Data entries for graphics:
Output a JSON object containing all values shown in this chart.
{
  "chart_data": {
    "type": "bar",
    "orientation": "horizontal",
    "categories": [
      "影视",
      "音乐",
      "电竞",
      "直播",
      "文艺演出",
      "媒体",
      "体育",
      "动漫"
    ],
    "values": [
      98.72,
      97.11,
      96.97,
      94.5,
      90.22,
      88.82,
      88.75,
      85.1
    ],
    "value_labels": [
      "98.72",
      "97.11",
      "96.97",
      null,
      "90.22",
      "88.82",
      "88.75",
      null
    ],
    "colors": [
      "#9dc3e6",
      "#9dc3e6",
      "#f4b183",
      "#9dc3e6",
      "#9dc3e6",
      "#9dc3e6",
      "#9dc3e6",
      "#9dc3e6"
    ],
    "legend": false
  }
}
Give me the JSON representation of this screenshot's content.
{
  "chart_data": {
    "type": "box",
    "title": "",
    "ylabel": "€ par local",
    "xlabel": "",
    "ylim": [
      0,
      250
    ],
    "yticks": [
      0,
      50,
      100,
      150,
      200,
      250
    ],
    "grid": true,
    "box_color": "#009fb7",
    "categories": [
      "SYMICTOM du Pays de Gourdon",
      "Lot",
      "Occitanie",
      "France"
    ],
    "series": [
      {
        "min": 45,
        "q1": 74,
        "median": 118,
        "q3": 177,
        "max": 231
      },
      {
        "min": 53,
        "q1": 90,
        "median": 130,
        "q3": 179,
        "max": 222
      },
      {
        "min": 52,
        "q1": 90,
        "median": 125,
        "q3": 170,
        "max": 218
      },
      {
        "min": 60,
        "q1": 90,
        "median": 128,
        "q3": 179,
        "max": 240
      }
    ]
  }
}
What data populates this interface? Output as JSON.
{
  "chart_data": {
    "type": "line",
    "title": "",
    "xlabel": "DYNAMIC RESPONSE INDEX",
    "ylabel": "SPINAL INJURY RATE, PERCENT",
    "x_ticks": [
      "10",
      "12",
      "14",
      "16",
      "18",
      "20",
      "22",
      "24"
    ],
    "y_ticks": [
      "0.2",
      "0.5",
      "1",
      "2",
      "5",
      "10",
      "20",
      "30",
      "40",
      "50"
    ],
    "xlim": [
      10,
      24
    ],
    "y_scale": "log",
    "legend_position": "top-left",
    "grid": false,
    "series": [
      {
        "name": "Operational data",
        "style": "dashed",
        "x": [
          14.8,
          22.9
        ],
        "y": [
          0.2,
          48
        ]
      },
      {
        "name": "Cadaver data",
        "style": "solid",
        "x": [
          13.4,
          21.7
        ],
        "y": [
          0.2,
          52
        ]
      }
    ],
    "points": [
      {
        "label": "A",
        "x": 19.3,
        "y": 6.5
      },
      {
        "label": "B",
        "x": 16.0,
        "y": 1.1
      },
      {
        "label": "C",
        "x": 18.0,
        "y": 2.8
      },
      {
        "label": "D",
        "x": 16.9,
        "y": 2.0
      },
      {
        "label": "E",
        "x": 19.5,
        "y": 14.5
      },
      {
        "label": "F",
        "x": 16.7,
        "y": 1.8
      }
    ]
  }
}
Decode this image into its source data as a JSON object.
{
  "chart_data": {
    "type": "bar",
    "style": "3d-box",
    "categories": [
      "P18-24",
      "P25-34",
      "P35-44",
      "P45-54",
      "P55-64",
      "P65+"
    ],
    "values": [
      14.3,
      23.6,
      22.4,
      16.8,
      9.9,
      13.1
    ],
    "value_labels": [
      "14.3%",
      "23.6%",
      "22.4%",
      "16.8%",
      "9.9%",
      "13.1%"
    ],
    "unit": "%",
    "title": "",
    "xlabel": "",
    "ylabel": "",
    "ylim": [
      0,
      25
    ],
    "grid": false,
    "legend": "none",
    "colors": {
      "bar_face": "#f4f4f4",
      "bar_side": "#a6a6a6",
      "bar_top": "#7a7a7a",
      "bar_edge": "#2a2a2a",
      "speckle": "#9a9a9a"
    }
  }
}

EXERCISE REQUIREMENTS - Restate the data above word for word, please.

RESULT OF THE TASK -
Output a JSON object containing all values shown in this chart.
{
  "chart_data": {
    "type": "bar",
    "orientation": "horizontal",
    "categories": [
      "影视",
      "音乐",
      "电竞",
      "直播",
      "文艺演出",
      "媒体",
      "体育",
      "动漫"
    ],
    "values": [
      98.72,
      97.11,
      96.97,
      94.5,
      90.22,
      88.82,
      88.75,
      85.1
    ],
    "value_labels": [
      "98.72",
      "97.11",
      "96.97",
      null,
      "90.22",
      "88.82",
      "88.75",
      null
    ],
    "colors": [
      "#9dc3e6",
      "#9dc3e6",
      "#f4b183",
      "#9dc3e6",
      "#9dc3e6",
      "#9dc3e6",
      "#9dc3e6",
      "#9dc3e6"
    ],
    "legend": false
  }
}
Give me the JSON representation of this screenshot's content.
{
  "chart_data": {
    "type": "box",
    "title": "",
    "ylabel": "€ par local",
    "xlabel": "",
    "ylim": [
      0,
      250
    ],
    "yticks": [
      0,
      50,
      100,
      150,
      200,
      250
    ],
    "grid": true,
    "box_color": "#009fb7",
    "categories": [
      "SYMICTOM du Pays de Gourdon",
      "Lot",
      "Occitanie",
      "France"
    ],
    "series": [
      {
        "min": 45,
        "q1": 74,
        "median": 118,
        "q3": 177,
        "max": 231
      },
      {
        "min": 53,
        "q1": 90,
        "median": 130,
        "q3": 179,
        "max": 222
      },
      {
        "min": 52,
        "q1": 90,
        "median": 125,
        "q3": 170,
        "max": 218
      },
      {
        "min": 60,
        "q1": 90,
        "median": 128,
        "q3": 179,
        "max": 240
      }
    ]
  }
}
What data populates this interface? Output as JSON.
{
  "chart_data": {
    "type": "line",
    "title": "",
    "xlabel": "DYNAMIC RESPONSE INDEX",
    "ylabel": "SPINAL INJURY RATE, PERCENT",
    "x_ticks": [
      "10",
      "12",
      "14",
      "16",
      "18",
      "20",
      "22",
      "24"
    ],
    "y_ticks": [
      "0.2",
      "0.5",
      "1",
      "2",
      "5",
      "10",
      "20",
      "30",
      "40",
      "50"
    ],
    "xlim": [
      10,
      24
    ],
    "y_scale": "log",
    "legend_position": "top-left",
    "grid": false,
    "series": [
      {
        "name": "Operational data",
        "style": "dashed",
        "x": [
          14.8,
          22.9
        ],
        "y": [
          0.2,
          48
        ]
      },
      {
        "name": "Cadaver data",
        "style": "solid",
        "x": [
          13.4,
          21.7
        ],
        "y": [
          0.2,
          52
        ]
      }
    ],
    "points": [
      {
        "label": "A",
        "x": 19.3,
        "y": 6.5
      },
      {
        "label": "B",
        "x": 16.0,
        "y": 1.1
      },
      {
        "label": "C",
        "x": 18.0,
        "y": 2.8
      },
      {
        "label": "D",
        "x": 16.9,
        "y": 2.0
      },
      {
        "label": "E",
        "x": 19.5,
        "y": 14.5
      },
      {
        "label": "F",
        "x": 16.7,
        "y": 1.8
      }
    ]
  }
}
Decode this image into its source data as a JSON object.
{
  "chart_data": {
    "type": "bar",
    "style": "3d-box",
    "categories": [
      "P18-24",
      "P25-34",
      "P35-44",
      "P45-54",
      "P55-64",
      "P65+"
    ],
    "values": [
      14.3,
      23.6,
      22.4,
      16.8,
      9.9,
      13.1
    ],
    "value_labels": [
      "14.3%",
      "23.6%",
      "22.4%",
      "16.8%",
      "9.9%",
      "13.1%"
    ],
    "unit": "%",
    "title": "",
    "xlabel": "",
    "ylabel": "",
    "ylim": [
      0,
      25
    ],
    "grid": false,
    "legend": "none",
    "colors": {
      "bar_face": "#f4f4f4",
      "bar_side": "#a6a6a6",
      "bar_top": "#7a7a7a",
      "bar_edge": "#2a2a2a",
      "speckle": "#9a9a9a"
    }
  }
}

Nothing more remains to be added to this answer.